--- Start EXTRACT ---

A recent case in the employment appeal tribunal (EAT) had to consider whether enhanced redundancy terms contained in an employer's redundancy policy were contractual.

The Claimants had been employed by the Respondent at a factory. The employees received a Statement of Terms and Conditions, along with an Employee Handbook. The Statement was said to set out main terms and conditions and referred employees to the Handbook in relation to rules eg on sickness. The Statement of Terms said nothing about redundancy payments but the Handbook stated that in the event of redundancies "the Redundancy Policy will be implemented".

The Respondent wrote to its employees promising that the existing redundancy policy would not be re-negotiated until 2010. This was followed by a further letter saying that redundancy policy negotiations would not take place until January 2011. In 2010, the Respondent closed the factory but failed to adhere to the redundancy policy.

The tribunal found that the redundancy policy was not contractual as it was not referred to in the statement of terms and conditions. Further the employees had no reasonable expectation that it was a contractual agreement.

--- End EXTRACT ---

§ **WRITTEN TASK A**:
In the records, substitute "power pack" for "battery" in the lines starting with the one that contains "heading-charging: Charging the" and going on through the one that contains "note-icon [75, 531, 119, 822]". Give those lines again with nothing else changed.

--- Start SUPPLIED DATA ---

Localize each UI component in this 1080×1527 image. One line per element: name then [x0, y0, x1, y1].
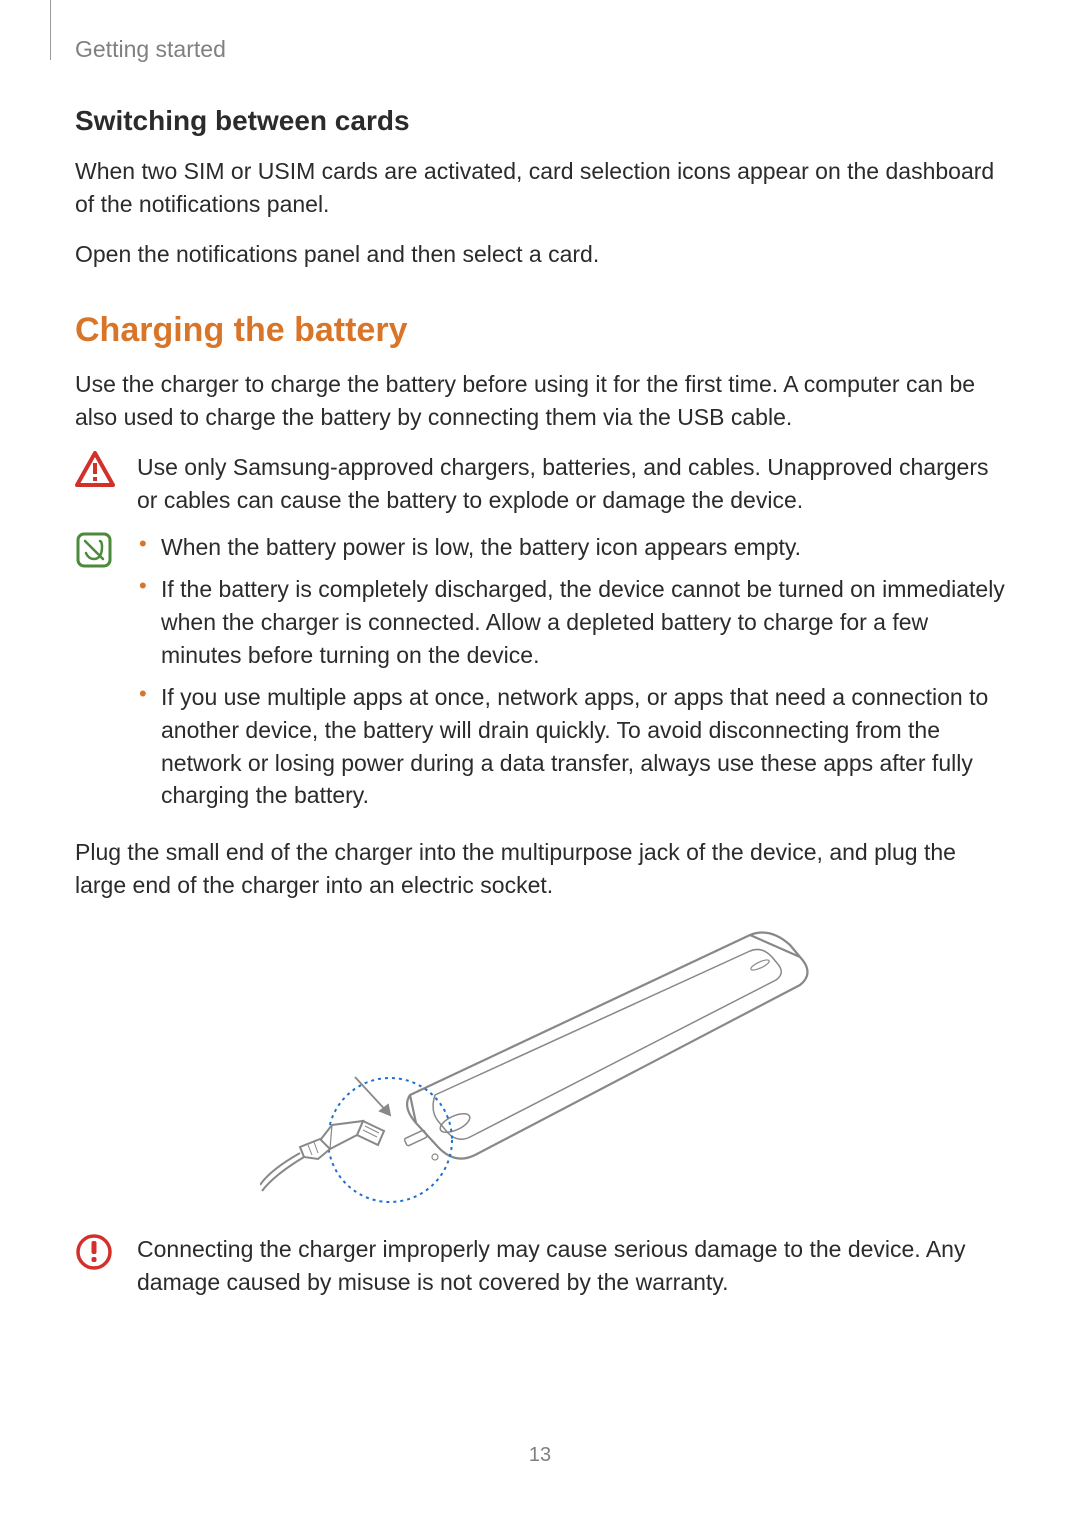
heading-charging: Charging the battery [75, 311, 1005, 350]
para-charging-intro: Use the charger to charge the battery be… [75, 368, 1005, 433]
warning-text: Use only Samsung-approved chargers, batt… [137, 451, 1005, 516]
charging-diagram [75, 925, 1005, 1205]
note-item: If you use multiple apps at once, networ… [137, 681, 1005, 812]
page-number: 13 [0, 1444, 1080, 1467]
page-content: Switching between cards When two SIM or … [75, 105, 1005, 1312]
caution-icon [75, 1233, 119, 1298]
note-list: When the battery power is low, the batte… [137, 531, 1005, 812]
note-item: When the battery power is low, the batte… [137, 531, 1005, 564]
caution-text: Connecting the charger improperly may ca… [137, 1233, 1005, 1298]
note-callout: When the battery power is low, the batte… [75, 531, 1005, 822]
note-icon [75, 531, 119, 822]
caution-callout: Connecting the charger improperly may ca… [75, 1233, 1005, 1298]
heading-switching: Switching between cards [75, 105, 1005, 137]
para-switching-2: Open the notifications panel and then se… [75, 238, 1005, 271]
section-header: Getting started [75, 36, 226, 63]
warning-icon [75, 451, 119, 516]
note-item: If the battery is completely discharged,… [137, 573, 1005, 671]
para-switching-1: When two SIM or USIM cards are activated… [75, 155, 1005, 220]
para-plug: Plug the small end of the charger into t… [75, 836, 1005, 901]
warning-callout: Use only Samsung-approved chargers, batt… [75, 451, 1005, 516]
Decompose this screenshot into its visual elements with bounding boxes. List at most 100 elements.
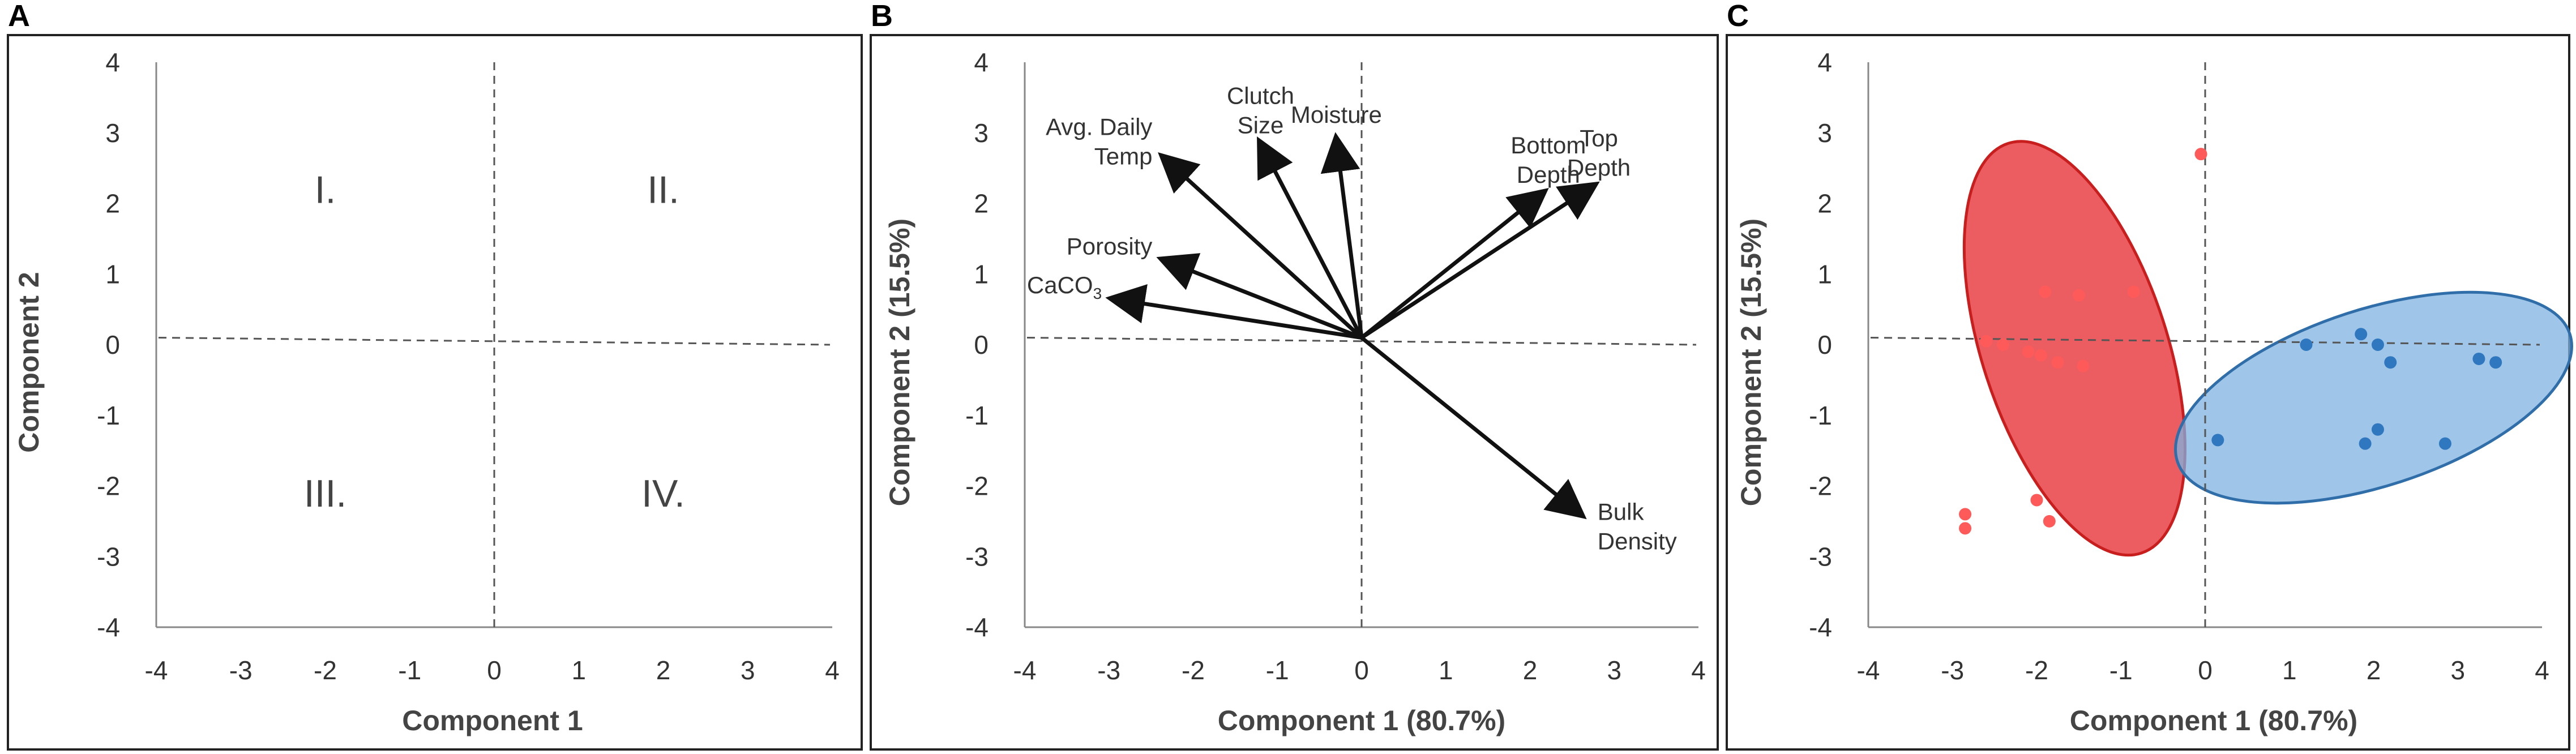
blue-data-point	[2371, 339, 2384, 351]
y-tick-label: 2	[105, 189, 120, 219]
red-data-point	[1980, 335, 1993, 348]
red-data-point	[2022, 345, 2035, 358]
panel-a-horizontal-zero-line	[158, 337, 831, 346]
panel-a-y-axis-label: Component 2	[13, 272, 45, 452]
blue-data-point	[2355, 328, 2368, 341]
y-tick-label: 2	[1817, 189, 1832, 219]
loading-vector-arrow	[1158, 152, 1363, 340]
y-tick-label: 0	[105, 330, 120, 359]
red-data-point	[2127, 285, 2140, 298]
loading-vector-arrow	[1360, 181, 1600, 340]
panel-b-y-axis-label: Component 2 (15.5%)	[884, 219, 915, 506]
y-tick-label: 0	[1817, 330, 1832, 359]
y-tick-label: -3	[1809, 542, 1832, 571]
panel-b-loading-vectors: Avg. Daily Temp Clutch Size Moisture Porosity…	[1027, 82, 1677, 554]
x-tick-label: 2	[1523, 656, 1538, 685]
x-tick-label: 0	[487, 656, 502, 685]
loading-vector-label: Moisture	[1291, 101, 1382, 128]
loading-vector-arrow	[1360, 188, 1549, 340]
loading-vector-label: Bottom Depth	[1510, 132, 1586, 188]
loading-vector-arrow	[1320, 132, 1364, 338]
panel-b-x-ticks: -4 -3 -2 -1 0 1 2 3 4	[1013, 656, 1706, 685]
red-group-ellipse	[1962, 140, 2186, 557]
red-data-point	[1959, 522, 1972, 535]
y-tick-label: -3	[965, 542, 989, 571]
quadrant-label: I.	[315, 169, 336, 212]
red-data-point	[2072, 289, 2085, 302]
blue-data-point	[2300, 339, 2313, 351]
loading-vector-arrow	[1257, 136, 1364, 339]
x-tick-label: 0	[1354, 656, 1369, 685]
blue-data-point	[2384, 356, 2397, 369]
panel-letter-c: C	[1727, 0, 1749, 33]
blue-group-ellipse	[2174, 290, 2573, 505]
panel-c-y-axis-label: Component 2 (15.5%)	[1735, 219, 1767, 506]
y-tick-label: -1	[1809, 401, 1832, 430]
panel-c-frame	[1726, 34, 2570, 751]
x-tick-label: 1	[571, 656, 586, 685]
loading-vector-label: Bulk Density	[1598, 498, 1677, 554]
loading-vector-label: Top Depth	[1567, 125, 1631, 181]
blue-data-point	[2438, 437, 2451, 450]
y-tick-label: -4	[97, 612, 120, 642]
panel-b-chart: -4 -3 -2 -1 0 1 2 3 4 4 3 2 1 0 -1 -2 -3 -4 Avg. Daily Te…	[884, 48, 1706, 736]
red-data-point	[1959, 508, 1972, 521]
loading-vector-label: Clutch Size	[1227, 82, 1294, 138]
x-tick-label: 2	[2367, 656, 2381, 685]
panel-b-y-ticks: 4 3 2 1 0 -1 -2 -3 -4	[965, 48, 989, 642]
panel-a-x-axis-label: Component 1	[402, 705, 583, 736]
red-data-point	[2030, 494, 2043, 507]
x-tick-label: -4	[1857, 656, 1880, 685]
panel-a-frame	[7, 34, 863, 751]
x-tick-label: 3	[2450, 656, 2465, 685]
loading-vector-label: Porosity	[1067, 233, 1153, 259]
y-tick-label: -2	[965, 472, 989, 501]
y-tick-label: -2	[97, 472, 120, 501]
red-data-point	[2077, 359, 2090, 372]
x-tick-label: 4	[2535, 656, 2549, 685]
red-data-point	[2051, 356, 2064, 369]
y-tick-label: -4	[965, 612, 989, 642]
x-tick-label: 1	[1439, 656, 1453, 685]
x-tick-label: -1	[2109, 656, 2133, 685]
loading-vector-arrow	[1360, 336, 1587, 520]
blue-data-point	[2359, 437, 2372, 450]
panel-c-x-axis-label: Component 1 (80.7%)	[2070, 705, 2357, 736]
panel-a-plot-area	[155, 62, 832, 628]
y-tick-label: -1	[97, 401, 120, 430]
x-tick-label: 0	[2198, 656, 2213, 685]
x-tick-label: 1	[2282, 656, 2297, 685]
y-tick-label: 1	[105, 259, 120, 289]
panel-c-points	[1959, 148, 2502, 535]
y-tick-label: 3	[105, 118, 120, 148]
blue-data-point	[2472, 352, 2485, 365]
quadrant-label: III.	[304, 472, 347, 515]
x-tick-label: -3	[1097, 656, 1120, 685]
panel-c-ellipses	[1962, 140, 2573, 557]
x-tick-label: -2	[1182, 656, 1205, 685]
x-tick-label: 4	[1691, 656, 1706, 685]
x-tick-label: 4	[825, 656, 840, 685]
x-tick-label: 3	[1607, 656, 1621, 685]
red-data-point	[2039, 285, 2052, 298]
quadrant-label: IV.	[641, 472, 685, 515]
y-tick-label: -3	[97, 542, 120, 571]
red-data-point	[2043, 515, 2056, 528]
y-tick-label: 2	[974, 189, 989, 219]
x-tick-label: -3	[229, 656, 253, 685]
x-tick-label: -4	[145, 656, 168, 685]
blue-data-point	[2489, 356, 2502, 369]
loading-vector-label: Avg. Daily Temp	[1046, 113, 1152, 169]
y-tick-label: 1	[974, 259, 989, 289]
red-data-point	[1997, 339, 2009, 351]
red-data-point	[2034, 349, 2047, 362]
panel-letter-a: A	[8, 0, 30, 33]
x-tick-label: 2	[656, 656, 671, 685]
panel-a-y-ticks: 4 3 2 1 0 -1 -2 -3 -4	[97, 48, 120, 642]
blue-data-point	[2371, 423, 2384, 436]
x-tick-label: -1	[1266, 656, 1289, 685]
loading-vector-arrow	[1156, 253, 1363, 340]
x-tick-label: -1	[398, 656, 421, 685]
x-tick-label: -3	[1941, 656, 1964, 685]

--- End SUPPLIED DATA ---

§ **WRITTEN TASK B**:
From the redundancy case summary, copy the words starting with "The Respondent wrote" and going on through "a contractual agreement." precisely as they appear.

§ **FINISHED ANSWER A**:
heading-charging: Charging the power pack [75, 311, 1005, 350]
para-charging-intro: Use the charger to charge the power pack be… [75, 368, 1005, 433]
warning-text: Use only Samsung-approved chargers, batt… [137, 451, 1005, 516]
charging-diagram [75, 925, 1005, 1205]
note-item: If you use multiple apps at once, networ… [137, 681, 1005, 812]
page-number: 13 [0, 1444, 1080, 1467]
page-content: Switching between cards When two SIM or … [75, 105, 1005, 1312]
caution-icon [75, 1233, 119, 1298]
note-list: When the power pack power is low, the batte… [137, 531, 1005, 812]
note-item: When the power pack power is low, the batte… [137, 531, 1005, 564]
caution-text: Connecting the charger improperly may ca… [137, 1233, 1005, 1298]
note-callout: When the power pack power is low, the batte… [75, 531, 1005, 822]
note-icon [75, 531, 119, 822]

§ **FINISHED ANSWER B**:
The Respondent wrote to its employees promising that the existing redundancy policy would not be re-negotiated until 2010. This was followed by a further letter saying that redundancy policy negotiations would not take place until January 2011. In 2010, the Respondent closed the factory but failed to adhere to the redundancy policy.

The tribunal found that the redundancy policy was not contractual as it was not referred to in the statement of terms and conditions. Further the employees had no reasonable expectation that it was a contractual agreement.